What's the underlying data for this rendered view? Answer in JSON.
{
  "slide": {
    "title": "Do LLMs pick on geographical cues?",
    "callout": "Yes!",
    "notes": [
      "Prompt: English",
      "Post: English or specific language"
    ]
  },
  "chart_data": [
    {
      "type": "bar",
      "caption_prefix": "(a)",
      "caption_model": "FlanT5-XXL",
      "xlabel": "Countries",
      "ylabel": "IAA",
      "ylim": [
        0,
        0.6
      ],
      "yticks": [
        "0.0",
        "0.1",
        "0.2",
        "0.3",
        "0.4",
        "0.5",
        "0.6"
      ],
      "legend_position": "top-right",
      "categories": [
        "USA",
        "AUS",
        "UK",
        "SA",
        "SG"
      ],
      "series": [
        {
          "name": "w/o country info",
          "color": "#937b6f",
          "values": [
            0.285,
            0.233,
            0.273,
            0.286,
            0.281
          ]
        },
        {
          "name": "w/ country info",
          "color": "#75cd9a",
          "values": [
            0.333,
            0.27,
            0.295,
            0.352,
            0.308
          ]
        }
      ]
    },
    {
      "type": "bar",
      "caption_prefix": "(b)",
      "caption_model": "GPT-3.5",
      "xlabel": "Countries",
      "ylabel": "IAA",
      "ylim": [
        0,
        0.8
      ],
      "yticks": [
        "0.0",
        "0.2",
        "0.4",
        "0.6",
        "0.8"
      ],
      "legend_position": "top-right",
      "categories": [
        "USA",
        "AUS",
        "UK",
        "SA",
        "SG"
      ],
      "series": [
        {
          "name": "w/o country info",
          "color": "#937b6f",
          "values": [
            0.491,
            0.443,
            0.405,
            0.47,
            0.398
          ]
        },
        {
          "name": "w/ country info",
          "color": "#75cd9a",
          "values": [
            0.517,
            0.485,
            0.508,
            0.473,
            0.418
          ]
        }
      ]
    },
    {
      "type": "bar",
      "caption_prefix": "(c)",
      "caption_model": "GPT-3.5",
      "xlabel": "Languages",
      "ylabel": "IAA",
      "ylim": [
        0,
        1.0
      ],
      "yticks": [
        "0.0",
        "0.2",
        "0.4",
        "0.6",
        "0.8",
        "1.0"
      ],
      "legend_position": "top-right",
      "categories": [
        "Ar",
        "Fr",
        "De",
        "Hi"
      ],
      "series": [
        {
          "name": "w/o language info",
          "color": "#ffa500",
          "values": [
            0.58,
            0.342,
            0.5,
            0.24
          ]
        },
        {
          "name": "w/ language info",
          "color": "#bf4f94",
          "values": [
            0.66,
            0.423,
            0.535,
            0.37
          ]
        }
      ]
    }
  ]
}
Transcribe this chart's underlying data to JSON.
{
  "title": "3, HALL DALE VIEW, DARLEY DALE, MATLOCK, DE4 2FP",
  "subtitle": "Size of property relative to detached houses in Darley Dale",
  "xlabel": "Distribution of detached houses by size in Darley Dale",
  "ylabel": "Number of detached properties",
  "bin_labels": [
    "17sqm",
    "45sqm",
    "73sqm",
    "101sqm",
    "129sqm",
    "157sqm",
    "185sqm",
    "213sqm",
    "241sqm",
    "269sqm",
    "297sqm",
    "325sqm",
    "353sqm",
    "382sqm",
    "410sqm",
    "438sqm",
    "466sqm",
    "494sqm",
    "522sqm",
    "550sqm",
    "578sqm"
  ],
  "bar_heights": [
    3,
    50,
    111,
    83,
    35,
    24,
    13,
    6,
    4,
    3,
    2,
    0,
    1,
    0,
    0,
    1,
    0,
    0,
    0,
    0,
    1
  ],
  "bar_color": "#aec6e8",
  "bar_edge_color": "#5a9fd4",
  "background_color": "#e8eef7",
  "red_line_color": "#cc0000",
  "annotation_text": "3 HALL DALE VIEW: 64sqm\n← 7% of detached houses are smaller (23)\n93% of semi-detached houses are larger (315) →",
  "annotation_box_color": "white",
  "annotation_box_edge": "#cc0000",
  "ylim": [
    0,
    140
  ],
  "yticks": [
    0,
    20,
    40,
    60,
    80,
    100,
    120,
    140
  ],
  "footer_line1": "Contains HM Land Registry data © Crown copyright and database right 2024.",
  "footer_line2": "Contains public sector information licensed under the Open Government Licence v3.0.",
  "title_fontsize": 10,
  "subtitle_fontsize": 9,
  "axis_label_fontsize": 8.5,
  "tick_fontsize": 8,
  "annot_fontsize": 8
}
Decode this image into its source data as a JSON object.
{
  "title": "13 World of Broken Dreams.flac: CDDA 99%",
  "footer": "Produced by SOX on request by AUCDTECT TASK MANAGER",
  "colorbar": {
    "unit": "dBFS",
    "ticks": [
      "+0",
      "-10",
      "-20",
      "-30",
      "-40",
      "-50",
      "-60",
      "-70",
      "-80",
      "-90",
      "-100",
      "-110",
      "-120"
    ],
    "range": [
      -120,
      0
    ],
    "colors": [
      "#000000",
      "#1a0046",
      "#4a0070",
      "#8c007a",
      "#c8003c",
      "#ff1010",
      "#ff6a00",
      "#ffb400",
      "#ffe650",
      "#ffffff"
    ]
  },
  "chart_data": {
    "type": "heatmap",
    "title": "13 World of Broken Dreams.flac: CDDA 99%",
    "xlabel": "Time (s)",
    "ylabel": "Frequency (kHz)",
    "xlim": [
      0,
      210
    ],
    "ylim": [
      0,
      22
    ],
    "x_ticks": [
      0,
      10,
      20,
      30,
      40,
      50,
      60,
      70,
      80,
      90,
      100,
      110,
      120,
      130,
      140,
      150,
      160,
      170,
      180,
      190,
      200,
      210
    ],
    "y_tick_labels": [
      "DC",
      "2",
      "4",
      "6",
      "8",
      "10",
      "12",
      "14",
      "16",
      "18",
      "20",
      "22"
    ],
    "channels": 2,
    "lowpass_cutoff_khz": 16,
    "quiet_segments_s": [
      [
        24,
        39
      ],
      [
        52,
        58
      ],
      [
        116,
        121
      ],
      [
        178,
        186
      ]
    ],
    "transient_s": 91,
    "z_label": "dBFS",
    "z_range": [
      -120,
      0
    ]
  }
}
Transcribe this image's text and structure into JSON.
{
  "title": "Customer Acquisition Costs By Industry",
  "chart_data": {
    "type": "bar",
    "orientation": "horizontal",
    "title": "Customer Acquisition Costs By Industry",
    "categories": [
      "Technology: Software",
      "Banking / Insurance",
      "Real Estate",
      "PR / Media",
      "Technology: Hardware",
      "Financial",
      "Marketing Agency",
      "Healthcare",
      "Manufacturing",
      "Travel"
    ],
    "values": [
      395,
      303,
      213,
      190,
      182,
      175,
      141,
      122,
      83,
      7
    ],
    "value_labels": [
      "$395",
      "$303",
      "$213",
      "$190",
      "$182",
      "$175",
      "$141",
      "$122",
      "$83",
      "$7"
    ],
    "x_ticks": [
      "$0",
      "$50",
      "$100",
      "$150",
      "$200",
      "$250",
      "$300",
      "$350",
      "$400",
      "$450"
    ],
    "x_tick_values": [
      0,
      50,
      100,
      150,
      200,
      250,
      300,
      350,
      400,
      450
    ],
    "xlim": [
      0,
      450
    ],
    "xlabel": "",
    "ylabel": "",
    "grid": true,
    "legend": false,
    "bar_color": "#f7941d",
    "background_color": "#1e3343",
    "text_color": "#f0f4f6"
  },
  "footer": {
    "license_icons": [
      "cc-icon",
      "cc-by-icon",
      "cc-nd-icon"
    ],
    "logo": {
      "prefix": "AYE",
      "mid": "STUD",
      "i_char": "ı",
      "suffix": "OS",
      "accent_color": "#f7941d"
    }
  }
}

================================

# AIM:
Going through the entries above, tally each line that has the word "Industry". Answer with the number only.

# TASK ANSWER:
2